Aim of the task
Look through the data below. Show each line where the string "name" occurs.
--- Begin Given information ---
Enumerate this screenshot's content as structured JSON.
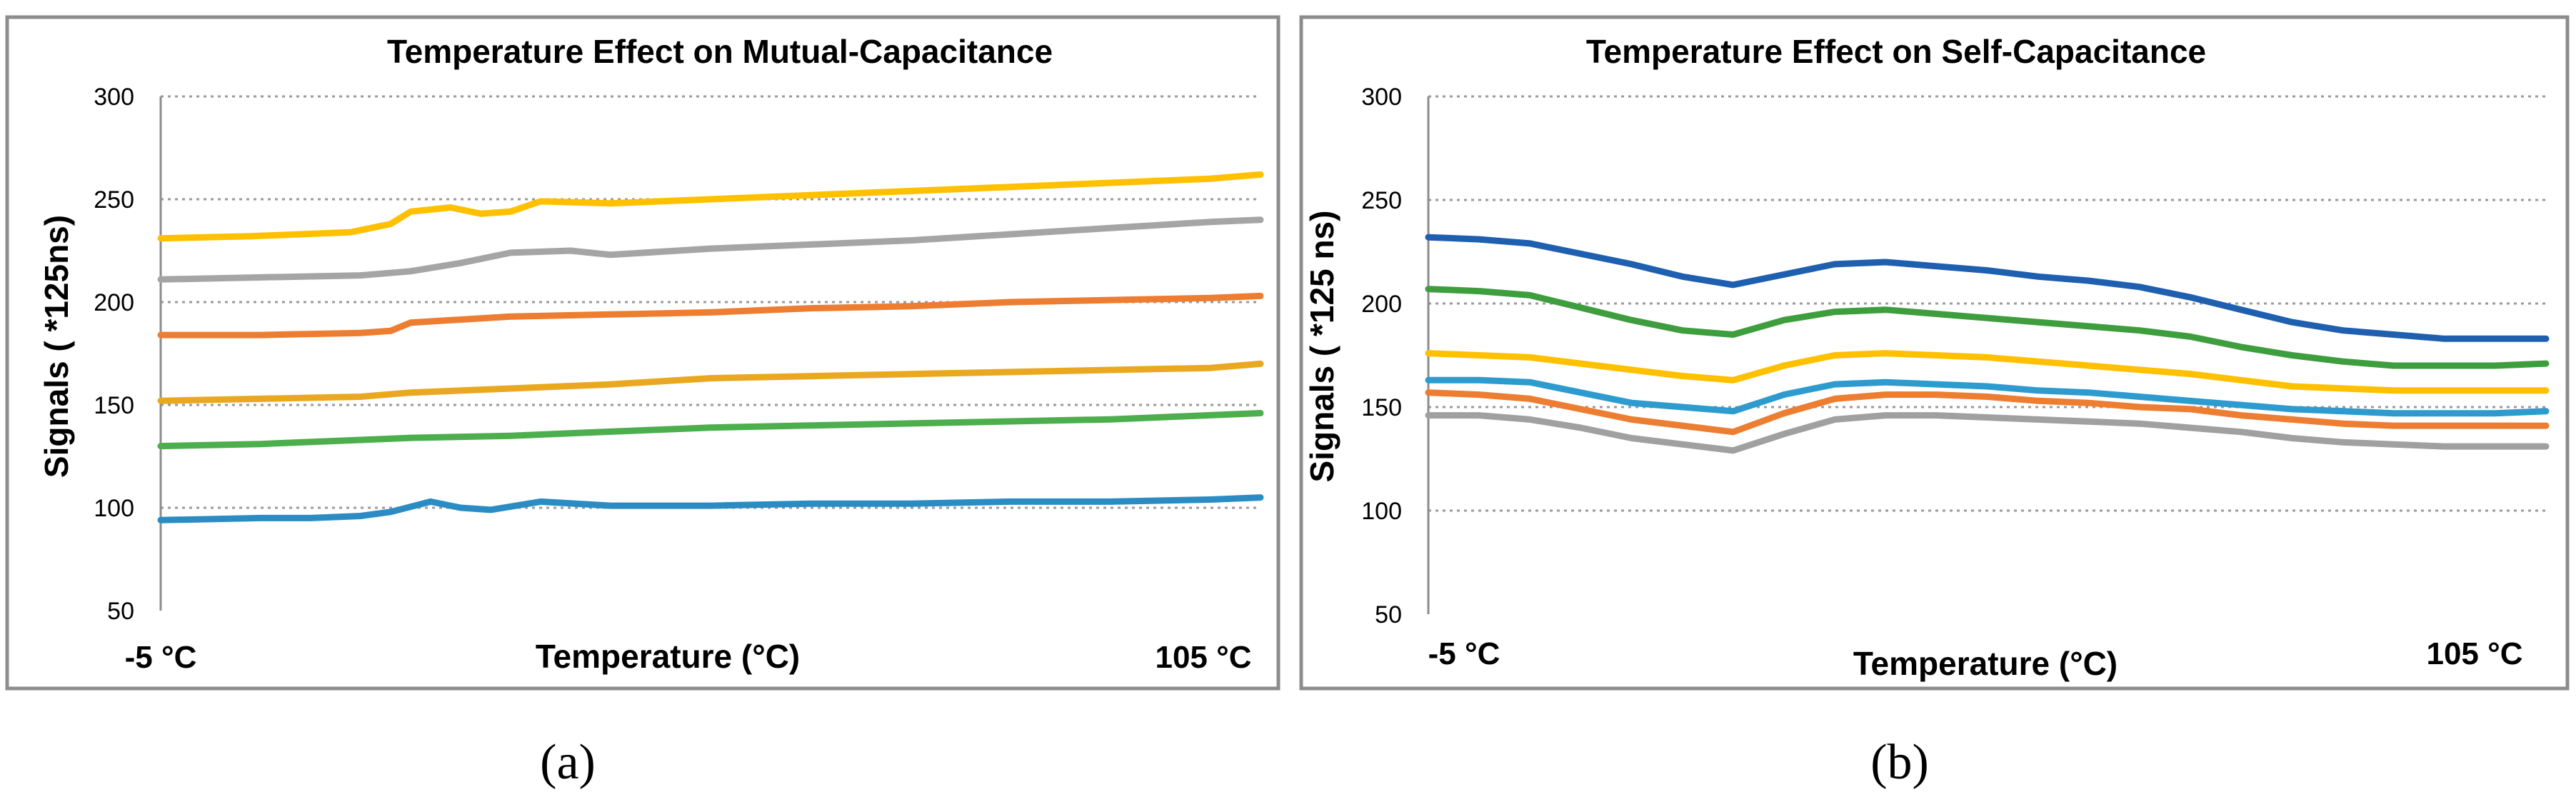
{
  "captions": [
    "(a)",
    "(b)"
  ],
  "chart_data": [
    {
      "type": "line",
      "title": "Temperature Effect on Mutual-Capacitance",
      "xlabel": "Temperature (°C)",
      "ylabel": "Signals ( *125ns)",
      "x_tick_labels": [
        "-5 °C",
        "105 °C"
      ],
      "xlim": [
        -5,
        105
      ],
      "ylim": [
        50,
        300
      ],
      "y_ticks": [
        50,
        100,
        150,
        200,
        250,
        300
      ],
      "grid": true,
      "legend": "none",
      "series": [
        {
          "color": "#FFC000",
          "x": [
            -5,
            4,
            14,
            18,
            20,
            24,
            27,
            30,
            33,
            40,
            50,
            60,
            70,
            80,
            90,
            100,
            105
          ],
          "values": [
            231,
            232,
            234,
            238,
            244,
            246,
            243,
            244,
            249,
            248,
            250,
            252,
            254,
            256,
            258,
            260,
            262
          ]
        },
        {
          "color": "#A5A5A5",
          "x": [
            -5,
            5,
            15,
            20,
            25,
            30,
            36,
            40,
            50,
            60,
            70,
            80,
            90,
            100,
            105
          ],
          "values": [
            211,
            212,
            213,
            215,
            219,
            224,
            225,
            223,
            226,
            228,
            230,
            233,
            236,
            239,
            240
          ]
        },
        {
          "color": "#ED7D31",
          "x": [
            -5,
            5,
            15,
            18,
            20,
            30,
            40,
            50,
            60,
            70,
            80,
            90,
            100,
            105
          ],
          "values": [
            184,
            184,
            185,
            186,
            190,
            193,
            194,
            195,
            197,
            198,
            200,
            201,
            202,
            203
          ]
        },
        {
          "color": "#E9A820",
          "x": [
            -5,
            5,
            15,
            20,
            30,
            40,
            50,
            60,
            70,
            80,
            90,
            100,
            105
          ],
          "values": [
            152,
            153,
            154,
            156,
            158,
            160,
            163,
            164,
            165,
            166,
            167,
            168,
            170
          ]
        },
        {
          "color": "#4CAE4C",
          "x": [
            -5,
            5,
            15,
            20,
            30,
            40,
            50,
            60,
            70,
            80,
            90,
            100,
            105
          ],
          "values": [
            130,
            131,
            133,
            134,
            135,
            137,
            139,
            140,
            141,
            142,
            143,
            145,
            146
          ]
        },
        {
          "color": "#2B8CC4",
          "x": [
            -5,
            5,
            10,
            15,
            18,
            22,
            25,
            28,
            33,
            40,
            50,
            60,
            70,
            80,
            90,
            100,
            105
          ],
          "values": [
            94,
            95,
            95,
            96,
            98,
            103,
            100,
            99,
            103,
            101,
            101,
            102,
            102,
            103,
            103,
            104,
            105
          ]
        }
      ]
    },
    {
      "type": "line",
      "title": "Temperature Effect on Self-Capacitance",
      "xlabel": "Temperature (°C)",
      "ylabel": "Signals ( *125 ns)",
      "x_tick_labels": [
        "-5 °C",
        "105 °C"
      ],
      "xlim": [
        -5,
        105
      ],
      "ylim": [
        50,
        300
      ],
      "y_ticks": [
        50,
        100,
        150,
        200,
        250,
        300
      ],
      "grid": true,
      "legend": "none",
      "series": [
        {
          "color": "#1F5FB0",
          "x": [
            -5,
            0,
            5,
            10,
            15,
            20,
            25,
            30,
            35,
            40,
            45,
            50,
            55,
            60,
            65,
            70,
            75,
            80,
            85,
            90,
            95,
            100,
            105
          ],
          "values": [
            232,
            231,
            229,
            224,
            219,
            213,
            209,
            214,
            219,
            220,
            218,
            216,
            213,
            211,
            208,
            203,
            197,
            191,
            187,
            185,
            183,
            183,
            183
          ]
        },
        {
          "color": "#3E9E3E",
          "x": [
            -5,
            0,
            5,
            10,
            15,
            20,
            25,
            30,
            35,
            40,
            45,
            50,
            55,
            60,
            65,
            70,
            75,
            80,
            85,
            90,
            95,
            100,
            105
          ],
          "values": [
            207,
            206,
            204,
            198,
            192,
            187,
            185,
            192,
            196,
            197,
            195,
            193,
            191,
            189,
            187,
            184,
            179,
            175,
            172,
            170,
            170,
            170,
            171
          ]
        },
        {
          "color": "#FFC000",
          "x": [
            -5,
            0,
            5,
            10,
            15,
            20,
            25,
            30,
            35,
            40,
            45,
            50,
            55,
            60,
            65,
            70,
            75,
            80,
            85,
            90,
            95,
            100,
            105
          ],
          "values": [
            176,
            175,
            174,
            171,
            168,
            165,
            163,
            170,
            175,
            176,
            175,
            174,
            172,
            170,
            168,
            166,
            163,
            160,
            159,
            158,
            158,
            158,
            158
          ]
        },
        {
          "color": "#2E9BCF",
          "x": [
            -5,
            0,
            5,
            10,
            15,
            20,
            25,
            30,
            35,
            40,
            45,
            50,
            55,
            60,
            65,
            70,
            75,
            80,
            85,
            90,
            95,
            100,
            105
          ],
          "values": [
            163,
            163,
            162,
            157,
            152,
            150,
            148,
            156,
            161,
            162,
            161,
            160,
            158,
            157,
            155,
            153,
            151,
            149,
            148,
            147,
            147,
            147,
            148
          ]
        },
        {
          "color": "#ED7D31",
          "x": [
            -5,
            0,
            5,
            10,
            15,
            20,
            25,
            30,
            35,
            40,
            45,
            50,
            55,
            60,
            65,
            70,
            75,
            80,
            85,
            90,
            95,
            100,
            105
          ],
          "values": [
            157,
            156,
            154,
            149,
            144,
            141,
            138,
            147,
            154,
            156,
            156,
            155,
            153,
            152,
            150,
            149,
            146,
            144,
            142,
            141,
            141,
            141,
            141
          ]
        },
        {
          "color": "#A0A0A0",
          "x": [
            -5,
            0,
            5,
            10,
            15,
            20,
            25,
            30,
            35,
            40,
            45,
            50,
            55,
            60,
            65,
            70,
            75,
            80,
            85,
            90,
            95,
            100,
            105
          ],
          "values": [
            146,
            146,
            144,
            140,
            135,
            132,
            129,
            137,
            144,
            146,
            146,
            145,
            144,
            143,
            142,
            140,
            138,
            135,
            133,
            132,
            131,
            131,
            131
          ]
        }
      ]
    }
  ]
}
--- End Given information ---
--- Begin Given information ---
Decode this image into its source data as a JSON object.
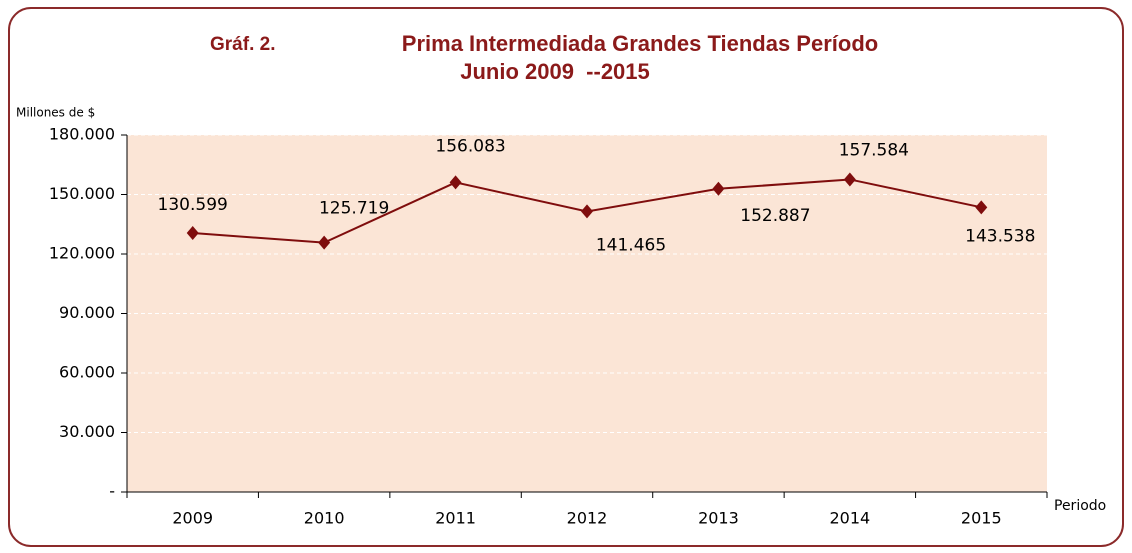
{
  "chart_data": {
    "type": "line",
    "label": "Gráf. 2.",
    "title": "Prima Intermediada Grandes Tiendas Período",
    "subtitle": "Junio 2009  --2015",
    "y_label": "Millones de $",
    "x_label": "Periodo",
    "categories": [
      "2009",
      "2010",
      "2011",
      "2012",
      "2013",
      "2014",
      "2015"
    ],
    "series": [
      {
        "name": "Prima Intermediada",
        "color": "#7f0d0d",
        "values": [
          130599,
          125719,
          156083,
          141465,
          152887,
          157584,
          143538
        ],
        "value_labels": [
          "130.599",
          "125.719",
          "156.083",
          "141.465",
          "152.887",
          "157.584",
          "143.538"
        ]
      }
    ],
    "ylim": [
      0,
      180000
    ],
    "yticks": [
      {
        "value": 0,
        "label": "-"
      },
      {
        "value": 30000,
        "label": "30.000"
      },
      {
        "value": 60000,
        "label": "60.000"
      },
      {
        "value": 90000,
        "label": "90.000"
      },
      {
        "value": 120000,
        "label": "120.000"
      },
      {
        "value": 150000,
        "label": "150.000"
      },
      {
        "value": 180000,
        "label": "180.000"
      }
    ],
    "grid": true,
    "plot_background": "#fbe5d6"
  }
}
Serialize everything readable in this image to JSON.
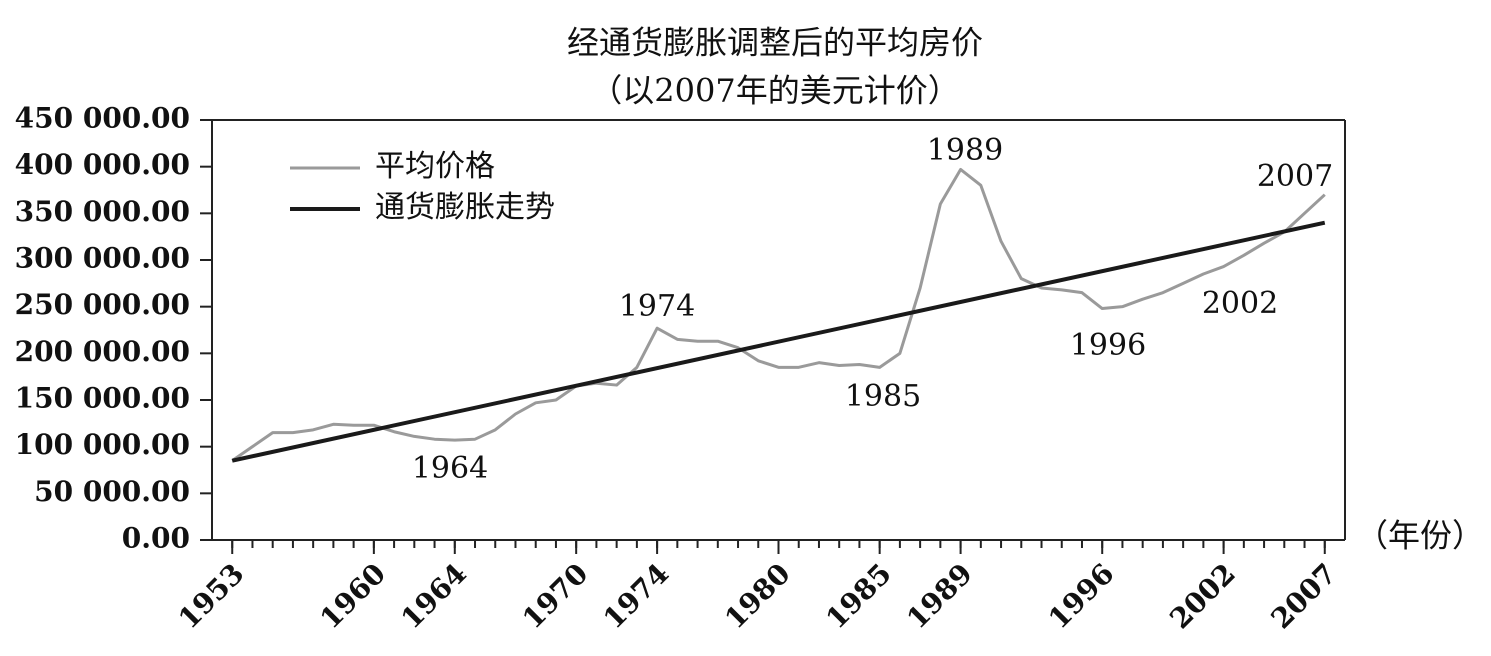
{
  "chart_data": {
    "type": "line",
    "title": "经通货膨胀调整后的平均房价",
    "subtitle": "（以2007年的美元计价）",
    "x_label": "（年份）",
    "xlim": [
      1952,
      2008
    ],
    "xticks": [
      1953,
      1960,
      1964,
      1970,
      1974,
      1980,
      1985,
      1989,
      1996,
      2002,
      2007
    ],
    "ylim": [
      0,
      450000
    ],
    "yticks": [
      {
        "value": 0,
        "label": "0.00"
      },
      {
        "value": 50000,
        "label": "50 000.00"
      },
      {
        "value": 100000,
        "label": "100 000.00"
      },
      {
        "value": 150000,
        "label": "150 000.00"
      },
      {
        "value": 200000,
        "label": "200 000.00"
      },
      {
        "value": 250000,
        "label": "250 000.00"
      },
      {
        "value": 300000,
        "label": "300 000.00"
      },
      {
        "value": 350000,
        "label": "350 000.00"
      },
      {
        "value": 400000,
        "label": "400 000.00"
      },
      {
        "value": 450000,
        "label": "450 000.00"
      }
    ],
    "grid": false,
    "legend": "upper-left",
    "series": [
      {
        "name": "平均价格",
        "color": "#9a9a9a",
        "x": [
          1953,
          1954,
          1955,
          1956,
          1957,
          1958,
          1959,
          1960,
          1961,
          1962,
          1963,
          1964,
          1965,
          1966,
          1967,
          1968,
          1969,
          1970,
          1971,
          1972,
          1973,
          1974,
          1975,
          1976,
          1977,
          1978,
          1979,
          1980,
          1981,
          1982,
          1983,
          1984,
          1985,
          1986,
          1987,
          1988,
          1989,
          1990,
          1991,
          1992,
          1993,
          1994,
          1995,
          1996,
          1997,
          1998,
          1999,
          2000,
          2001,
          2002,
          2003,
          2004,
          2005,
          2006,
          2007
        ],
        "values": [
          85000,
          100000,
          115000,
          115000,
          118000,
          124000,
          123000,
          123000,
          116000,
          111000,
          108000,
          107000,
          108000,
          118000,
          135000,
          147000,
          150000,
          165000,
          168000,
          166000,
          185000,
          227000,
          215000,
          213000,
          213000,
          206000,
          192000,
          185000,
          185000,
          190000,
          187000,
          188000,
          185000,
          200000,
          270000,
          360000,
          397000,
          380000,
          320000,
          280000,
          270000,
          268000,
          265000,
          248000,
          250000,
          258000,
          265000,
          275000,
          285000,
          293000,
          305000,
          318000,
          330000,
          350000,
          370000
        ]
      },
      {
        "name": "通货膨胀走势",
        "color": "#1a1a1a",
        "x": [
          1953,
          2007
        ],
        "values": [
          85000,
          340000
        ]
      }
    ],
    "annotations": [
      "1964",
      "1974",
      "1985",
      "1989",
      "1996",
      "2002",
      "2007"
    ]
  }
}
--- End Given information ---
Answer for the task
        "name": "Prima Intermediada",
        "name": "平均价格",
        "name": "通货膨胀走势",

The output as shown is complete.